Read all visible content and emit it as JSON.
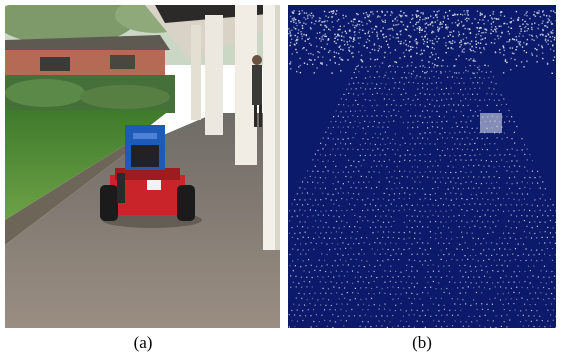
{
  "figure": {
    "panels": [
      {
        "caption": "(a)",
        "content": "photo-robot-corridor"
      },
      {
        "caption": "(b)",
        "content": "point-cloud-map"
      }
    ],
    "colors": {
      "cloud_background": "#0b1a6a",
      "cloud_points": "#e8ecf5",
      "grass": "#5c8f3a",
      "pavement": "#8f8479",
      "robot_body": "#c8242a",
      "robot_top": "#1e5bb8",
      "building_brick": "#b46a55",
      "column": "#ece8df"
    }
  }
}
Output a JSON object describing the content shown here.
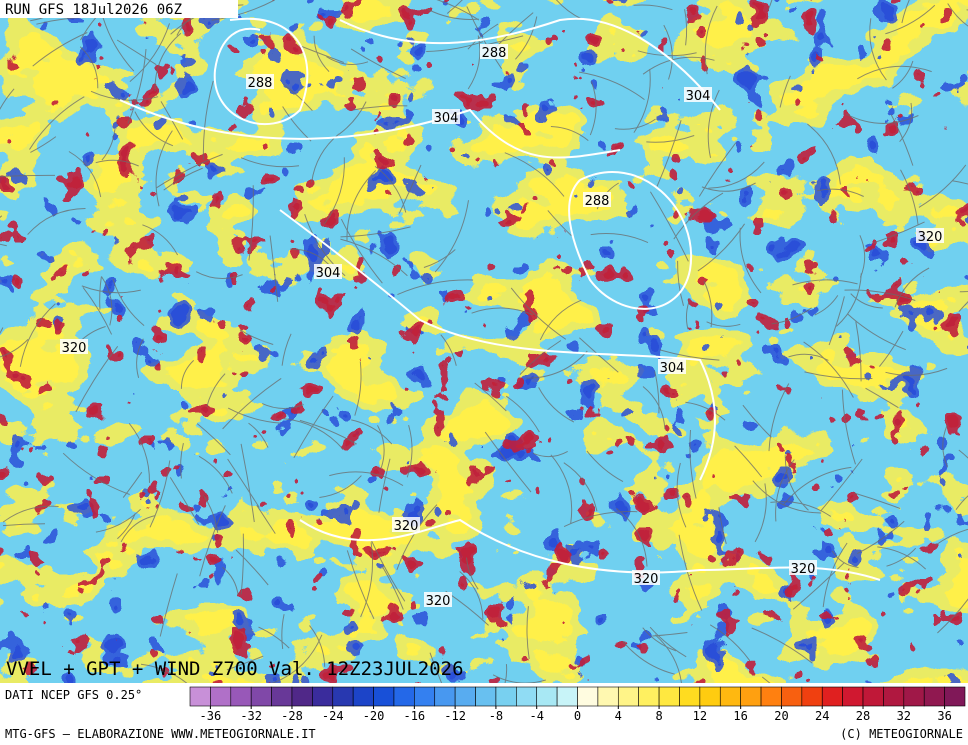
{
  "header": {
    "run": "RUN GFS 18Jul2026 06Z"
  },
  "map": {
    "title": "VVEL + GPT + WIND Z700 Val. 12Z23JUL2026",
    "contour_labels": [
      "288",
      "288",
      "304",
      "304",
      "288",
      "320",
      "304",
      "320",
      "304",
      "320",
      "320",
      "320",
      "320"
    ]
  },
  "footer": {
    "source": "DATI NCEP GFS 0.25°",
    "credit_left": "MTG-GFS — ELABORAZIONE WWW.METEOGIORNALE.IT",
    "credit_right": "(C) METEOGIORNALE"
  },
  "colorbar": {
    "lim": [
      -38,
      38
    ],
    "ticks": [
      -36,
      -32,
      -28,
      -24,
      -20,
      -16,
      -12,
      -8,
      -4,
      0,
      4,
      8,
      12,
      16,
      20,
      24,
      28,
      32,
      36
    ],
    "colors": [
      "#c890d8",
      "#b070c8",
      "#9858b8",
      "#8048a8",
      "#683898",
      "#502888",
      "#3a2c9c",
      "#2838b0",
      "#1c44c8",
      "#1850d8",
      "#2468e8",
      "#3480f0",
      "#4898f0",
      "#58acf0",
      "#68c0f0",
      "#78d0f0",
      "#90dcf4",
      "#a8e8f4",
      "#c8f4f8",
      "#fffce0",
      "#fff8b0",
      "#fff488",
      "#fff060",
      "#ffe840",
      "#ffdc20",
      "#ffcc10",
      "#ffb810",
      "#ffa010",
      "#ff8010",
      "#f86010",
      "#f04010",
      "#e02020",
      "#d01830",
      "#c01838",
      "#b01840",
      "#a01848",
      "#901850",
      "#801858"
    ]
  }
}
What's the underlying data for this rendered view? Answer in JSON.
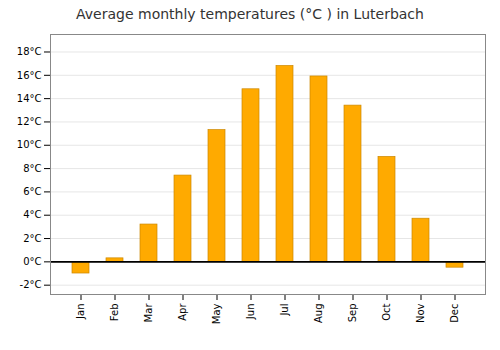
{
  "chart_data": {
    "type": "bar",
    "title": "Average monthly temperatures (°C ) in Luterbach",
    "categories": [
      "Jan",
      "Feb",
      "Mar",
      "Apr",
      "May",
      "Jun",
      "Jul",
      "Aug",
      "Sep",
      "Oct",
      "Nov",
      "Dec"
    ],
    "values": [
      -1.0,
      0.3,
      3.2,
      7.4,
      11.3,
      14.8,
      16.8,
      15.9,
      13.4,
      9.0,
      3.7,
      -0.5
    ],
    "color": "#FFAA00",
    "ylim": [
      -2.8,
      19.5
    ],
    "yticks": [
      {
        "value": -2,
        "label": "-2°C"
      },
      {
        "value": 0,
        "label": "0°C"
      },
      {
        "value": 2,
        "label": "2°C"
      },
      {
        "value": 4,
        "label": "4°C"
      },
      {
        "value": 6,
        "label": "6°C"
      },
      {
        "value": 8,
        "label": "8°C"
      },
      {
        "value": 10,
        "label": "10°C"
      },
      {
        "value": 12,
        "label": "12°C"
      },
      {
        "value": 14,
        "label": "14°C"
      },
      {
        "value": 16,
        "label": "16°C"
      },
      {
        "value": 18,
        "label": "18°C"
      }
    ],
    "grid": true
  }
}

Goal of the exercise →
Work through the data and report how many of its lines hold the word "METEOGIORNALE", giving only the figure.

Answer to the problem →
2